Data entries
☆ ☆ ☆
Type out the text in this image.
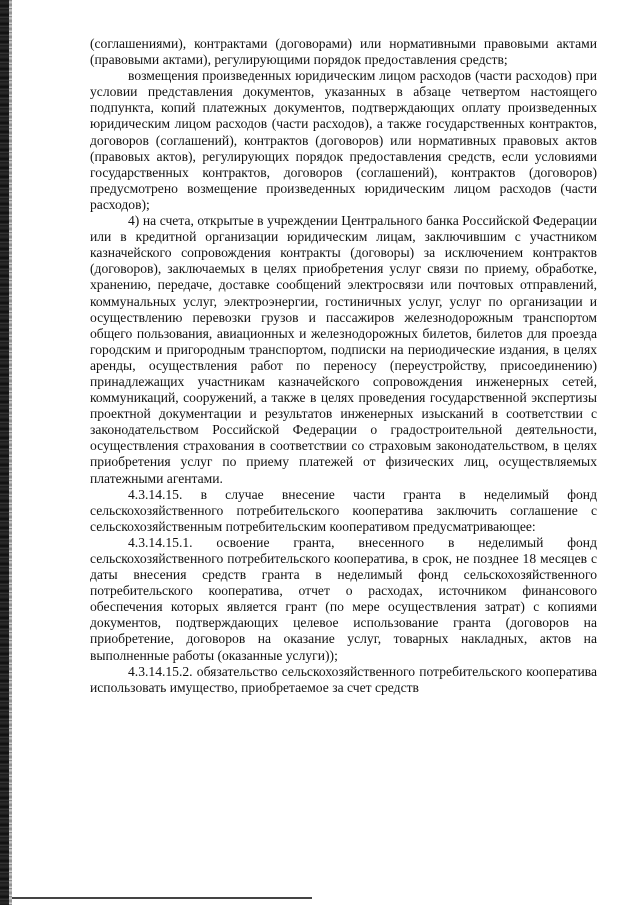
(соглашениями), контрактами (договорами) или нормативными правовыми актами (правовыми актами), регулирующими порядок предоставления средств;

возмещения произведенных юридическим лицом расходов (части расходов) при условии представления документов, указанных в абзаце четвертом настоящего подпункта, копий платежных документов, подтверждающих оплату произведенных юридическим лицом расходов (части расходов), а также государственных контрактов, договоров (соглашений), контрактов (договоров) или нормативных правовых актов (правовых актов), регулирующих порядок предоставления средств, если условиями государственных контрактов, договоров (соглашений), контрактов (договоров) предусмотрено возмещение произведенных юридическим лицом расходов (части расходов);

4) на счета, открытые в учреждении Центрального банка Российской Федерации или в кредитной организации юридическим лицам, заключившим с участником казначейского сопровождения контракты (договоры) за исключением контрактов (договоров), заключаемых в целях приобретения услуг связи по приему, обработке, хранению, передаче, доставке сообщений электросвязи или почтовых отправлений, коммунальных услуг, электроэнергии, гостиничных услуг, услуг по организации и осуществлению перевозки грузов и пассажиров железнодорожным транспортом общего пользования, авиационных и железнодорожных билетов, билетов для проезда городским и пригородным транспортом, подписки на периодические издания, в целях аренды, осуществления работ по переносу (переустройству, присоединению) принадлежащих участникам казначейского сопровождения инженерных сетей, коммуникаций, сооружений, а также в целях проведения государственной экспертизы проектной документации и результатов инженерных изысканий в соответствии с законодательством Российской Федерации о градостроительной деятельности, осуществления страхования в соответствии со страховым законодательством, в целях приобретения услуг по приему платежей от физических лиц, осуществляемых платежными агентами.

4.3.14.15. в случае внесение части гранта в неделимый фонд сельскохозяйственного потребительского кооператива заключить соглашение с сельскохозяйственным потребительским кооперативом предусматривающее:

4.3.14.15.1. освоение гранта, внесенного в неделимый фонд сельскохозяйственного потребительского кооператива, в срок, не позднее 18 месяцев с даты внесения средств гранта в неделимый фонд сельскохозяйственного потребительского кооператива, отчет о расходах, источником финансового обеспечения которых является грант (по мере осуществления затрат) с копиями документов, подтверждающих целевое использование гранта (договоров на приобретение, договоров на оказание услуг, товарных накладных, актов на выполненные работы (оказанные услуги));

4.3.14.15.2. обязательство сельскохозяйственного потребительского кооператива использовать имущество, приобретаемое за счет средств
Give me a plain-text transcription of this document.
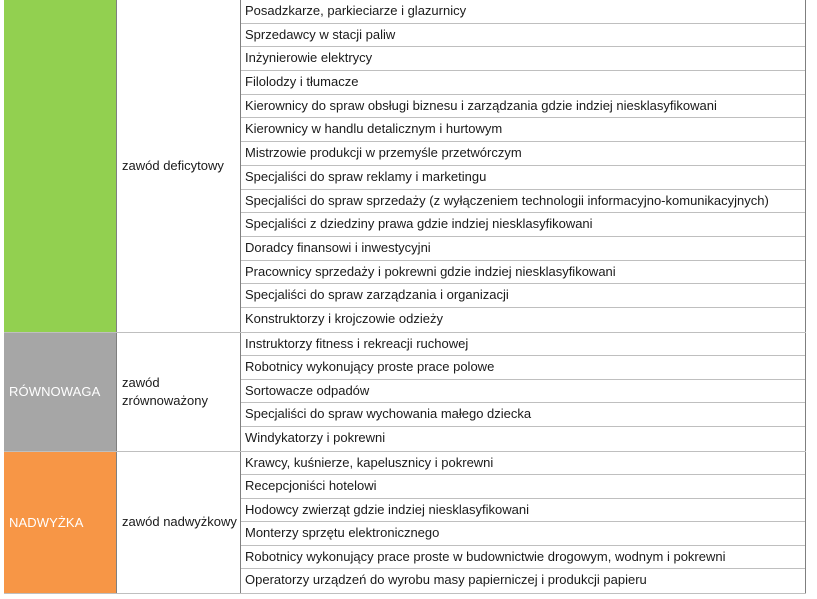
zawód deficytowy
Posadzkarze, parkieciarze i glazurnicy
Sprzedawcy w stacji paliw
Inżynierowie elektrycy
Filolodzy i tłumacze
Kierownicy do spraw obsługi biznesu i zarządzania gdzie indziej niesklasyfikowani
Kierownicy w handlu detalicznym i hurtowym
Mistrzowie produkcji w przemyśle przetwórczym
Specjaliści do spraw reklamy i marketingu
Specjaliści do spraw sprzedaży (z wyłączeniem technologii informacyjno-komunikacyjnych)
Specjaliści z dziedziny prawa gdzie indziej niesklasyfikowani
Doradcy finansowi i inwestycyjni
Pracownicy sprzedaży i pokrewni gdzie indziej niesklasyfikowani
Specjaliści do spraw zarządzania i organizacji
Konstruktorzy i krojczowie odzieży
RÓWNOWAGA
zawód zrównoważony
Instruktorzy fitness i rekreacji ruchowej
Robotnicy wykonujący proste prace polowe
Sortowacze odpadów
Specjaliści do spraw wychowania małego dziecka
Windykatorzy i pokrewni
NADWYŻKA	zawód nadwyżkowy
Krawcy, kuśnierze, kapelusznicy i pokrewni
Recepcjoniści hotelowi
Hodowcy zwierząt gdzie indziej niesklasyfikowani
Monterzy sprzętu elektronicznego
Robotnicy wykonujący prace proste w budownictwie drogowym, wodnym i pokrewni
Operatorzy urządzeń do wyrobu masy papierniczej i produkcji papieru
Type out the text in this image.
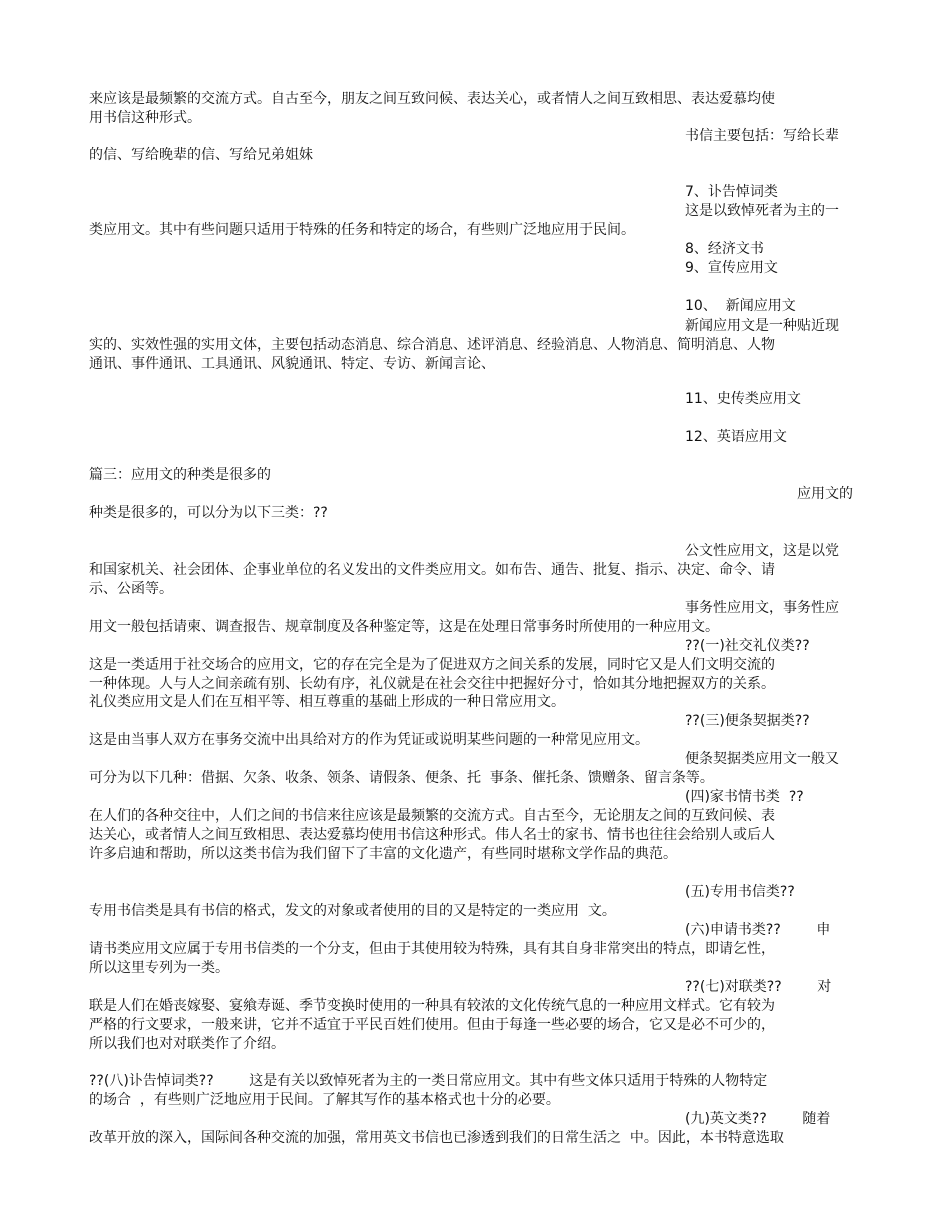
来应该是最频繁的交流方式。自古至今，朋友之间互致问候、表达关心，或者情人之间互致相思、表达爱慕均使
用书信这种形式。
书信主要包括：写给长辈
的信、写给晚辈的信、写给兄弟姐妹
7、讣告悼词类
这是以致悼死者为主的一
类应用文。其中有些问题只适用于特殊的任务和特定的场合，有些则广泛地应用于民间。
8、经济文书
9、宣传应用文
10、  新闻应用文
新闻应用文是一种贴近现
实的、实效性强的实用文体，主要包括动态消息、综合消息、述评消息、经验消息、人物消息、简明消息、人物
通讯、事件通讯、工具通讯、风貌通讯、特定、专访、新闻言论、
11、史传类应用文
12、英语应用文
篇三：应用文的种类是很多的
应用文的
种类是很多的，可以分为以下三类：??
公文性应用文，这是以党
和国家机关、社会团体、企事业单位的名义发出的文件类应用文。如布告、通告、批复、指示、决定、命令、请
示、公函等。
事务性应用文，事务性应
用文一般包括请柬、调查报告、规章制度及各种鉴定等，这是在处理日常事务时所使用的一种应用文。
??(一)社交礼仪类??
这是一类适用于社交场合的应用文，它的存在完全是为了促进双方之间关系的发展，同时它又是人们文明交流的
一种体现。人与人之间亲疏有别、长幼有序，礼仪就是在社会交往中把握好分寸，恰如其分地把握双方的关系。
礼仪类应用文是人们在互相平等、相互尊重的基础上形成的一种日常应用文。
??(三)便条契据类??
这是由当事人双方在事务交流中出具给对方的作为凭证或说明某些问题的一种常见应用文。
便条契据类应用文一般又
可分为以下几种：借据、欠条、收条、领条、请假条、便条、托  事条、催托条、馈赠条、留言条等。
(四)家书情书类  ??
在人们的各种交往中，人们之间的书信来往应该是最频繁的交流方式。自古至今，无论朋友之间的互致问候、表
达关心，或者情人之间互致相思、表达爱慕均使用书信这种形式。伟人名士的家书、情书也往往会给别人或后人
许多启迪和帮助，所以这类书信为我们留下了丰富的文化遗产，有些同时堪称文学作品的典范。
(五)专用书信类??
专用书信类是具有书信的格式，发文的对象或者使用的目的又是特定的一类应用  文。
(六)申请书类??        申
请书类应用文应属于专用书信类的一个分支，但由于其使用较为特殊，具有其自身非常突出的特点，即请乞性，
所以这里专列为一类。
??(七)对联类??        对
联是人们在婚丧嫁娶、宴飨寿诞、季节变换时使用的一种具有较浓的文化传统气息的一种应用文样式。它有较为
严格的行文要求，一般来讲，它并不适宜于平民百姓们使用。但由于每逢一些必要的场合，它又是必不可少的，
所以我们也对对联类作了介绍。
??(八)讣告悼词类??        这是有关以致悼死者为主的一类日常应用文。其中有些文体只适用于特殊的人物特定
的场合  ，有些则广泛地应用于民间。了解其写作的基本格式也十分的必要。
(九)英文类??        随着
改革开放的深入，国际间各种交流的加强，常用英文书信也已渗透到我们的日常生活之  中。因此，本书特意选取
☆ ☆ ☆
▶ What is expected
In the copy, include no pictures; restate the listing above exactly.

▶ Answer to the problem
Type out the text in this image.
(соглашениями), контрактами (договорами) или нормативными правовыми актами (правовыми актами), регулирующими порядок предоставления средств;

возмещения произведенных юридическим лицом расходов (части расходов) при условии представления документов, указанных в абзаце четвертом настоящего подпункта, копий платежных документов, подтверждающих оплату произведенных юридическим лицом расходов (части расходов), а также государственных контрактов, договоров (соглашений), контрактов (договоров) или нормативных правовых актов (правовых актов), регулирующих порядок предоставления средств, если условиями государственных контрактов, договоров (соглашений), контрактов (договоров) предусмотрено возмещение произведенных юридическим лицом расходов (части расходов);

4) на счета, открытые в учреждении Центрального банка Российской Федерации или в кредитной организации юридическим лицам, заключившим с участником казначейского сопровождения контракты (договоры) за исключением контрактов (договоров), заключаемых в целях приобретения услуг связи по приему, обработке, хранению, передаче, доставке сообщений электросвязи или почтовых отправлений, коммунальных услуг, электроэнергии, гостиничных услуг, услуг по организации и осуществлению перевозки грузов и пассажиров железнодорожным транспортом общего пользования, авиационных и железнодорожных билетов, билетов для проезда городским и пригородным транспортом, подписки на периодические издания, в целях аренды, осуществления работ по переносу (переустройству, присоединению) принадлежащих участникам казначейского сопровождения инженерных сетей, коммуникаций, сооружений, а также в целях проведения государственной экспертизы проектной документации и результатов инженерных изысканий в соответствии с законодательством Российской Федерации о градостроительной деятельности, осуществления страхования в соответствии со страховым законодательством, в целях приобретения услуг по приему платежей от физических лиц, осуществляемых платежными агентами.

4.3.14.15. в случае внесение части гранта в неделимый фонд сельскохозяйственного потребительского кооператива заключить соглашение с сельскохозяйственным потребительским кооперативом предусматривающее:

4.3.14.15.1. освоение гранта, внесенного в неделимый фонд сельскохозяйственного потребительского кооператива, в срок, не позднее 18 месяцев с даты внесения средств гранта в неделимый фонд сельскохозяйственного потребительского кооператива, отчет о расходах, источником финансового обеспечения которых является грант (по мере осуществления затрат) с копиями документов, подтверждающих целевое использование гранта (договоров на приобретение, договоров на оказание услуг, товарных накладных, актов на выполненные работы (оказанные услуги));

4.3.14.15.2. обязательство сельскохозяйственного потребительского кооператива использовать имущество, приобретаемое за счет средств
Give me a plain-text transcription of this document.
zawód deficytowy
Posadzkarze, parkieciarze i glazurnicy
Sprzedawcy w stacji paliw
Inżynierowie elektrycy
Filolodzy i tłumacze
Kierownicy do spraw obsługi biznesu i zarządzania gdzie indziej niesklasyfikowani
Kierownicy w handlu detalicznym i hurtowym
Mistrzowie produkcji w przemyśle przetwórczym
Specjaliści do spraw reklamy i marketingu
Specjaliści do spraw sprzedaży (z wyłączeniem technologii informacyjno-komunikacyjnych)
Specjaliści z dziedziny prawa gdzie indziej niesklasyfikowani
Doradcy finansowi i inwestycyjni
Pracownicy sprzedaży i pokrewni gdzie indziej niesklasyfikowani
Specjaliści do spraw zarządzania i organizacji
Konstruktorzy i krojczowie odzieży
RÓWNOWAGA
zawód zrównoważony
Instruktorzy fitness i rekreacji ruchowej
Robotnicy wykonujący proste prace polowe
Sortowacze odpadów
Specjaliści do spraw wychowania małego dziecka
Windykatorzy i pokrewni
NADWYŻKA	zawód nadwyżkowy
Krawcy, kuśnierze, kapelusznicy i pokrewni
Recepcjoniści hotelowi
Hodowcy zwierząt gdzie indziej niesklasyfikowani
Monterzy sprzętu elektronicznego
Robotnicy wykonujący prace proste w budownictwie drogowym, wodnym i pokrewni
Operatorzy urządzeń do wyrobu masy papierniczej i produkcji papieru
Type out the text in this image.
来应该是最频繁的交流方式。自古至今，朋友之间互致问候、表达关心，或者情人之间互致相思、表达爱慕均使
用书信这种形式。
书信主要包括：写给长辈
的信、写给晚辈的信、写给兄弟姐妹
7、讣告悼词类
这是以致悼死者为主的一
类应用文。其中有些问题只适用于特殊的任务和特定的场合，有些则广泛地应用于民间。
8、经济文书
9、宣传应用文
10、  新闻应用文
新闻应用文是一种贴近现
实的、实效性强的实用文体，主要包括动态消息、综合消息、述评消息、经验消息、人物消息、简明消息、人物
通讯、事件通讯、工具通讯、风貌通讯、特定、专访、新闻言论、
11、史传类应用文
12、英语应用文
篇三：应用文的种类是很多的
应用文的
种类是很多的，可以分为以下三类：??
公文性应用文，这是以党
和国家机关、社会团体、企事业单位的名义发出的文件类应用文。如布告、通告、批复、指示、决定、命令、请
示、公函等。
事务性应用文，事务性应
用文一般包括请柬、调查报告、规章制度及各种鉴定等，这是在处理日常事务时所使用的一种应用文。
??(一)社交礼仪类??
这是一类适用于社交场合的应用文，它的存在完全是为了促进双方之间关系的发展，同时它又是人们文明交流的
一种体现。人与人之间亲疏有别、长幼有序，礼仪就是在社会交往中把握好分寸，恰如其分地把握双方的关系。
礼仪类应用文是人们在互相平等、相互尊重的基础上形成的一种日常应用文。
??(三)便条契据类??
这是由当事人双方在事务交流中出具给对方的作为凭证或说明某些问题的一种常见应用文。
便条契据类应用文一般又
可分为以下几种：借据、欠条、收条、领条、请假条、便条、托  事条、催托条、馈赠条、留言条等。
(四)家书情书类  ??
在人们的各种交往中，人们之间的书信来往应该是最频繁的交流方式。自古至今，无论朋友之间的互致问候、表
达关心，或者情人之间互致相思、表达爱慕均使用书信这种形式。伟人名士的家书、情书也往往会给别人或后人
许多启迪和帮助，所以这类书信为我们留下了丰富的文化遗产，有些同时堪称文学作品的典范。
(五)专用书信类??
专用书信类是具有书信的格式，发文的对象或者使用的目的又是特定的一类应用  文。
(六)申请书类??        申
请书类应用文应属于专用书信类的一个分支，但由于其使用较为特殊，具有其自身非常突出的特点，即请乞性，
所以这里专列为一类。
??(七)对联类??        对
联是人们在婚丧嫁娶、宴飨寿诞、季节变换时使用的一种具有较浓的文化传统气息的一种应用文样式。它有较为
严格的行文要求，一般来讲，它并不适宜于平民百姓们使用。但由于每逢一些必要的场合，它又是必不可少的，
所以我们也对对联类作了介绍。
??(八)讣告悼词类??        这是有关以致悼死者为主的一类日常应用文。其中有些文体只适用于特殊的人物特定
的场合  ，有些则广泛地应用于民间。了解其写作的基本格式也十分的必要。
(九)英文类??        随着
改革开放的深入，国际间各种交流的加强，常用英文书信也已渗透到我们的日常生活之  中。因此，本书特意选取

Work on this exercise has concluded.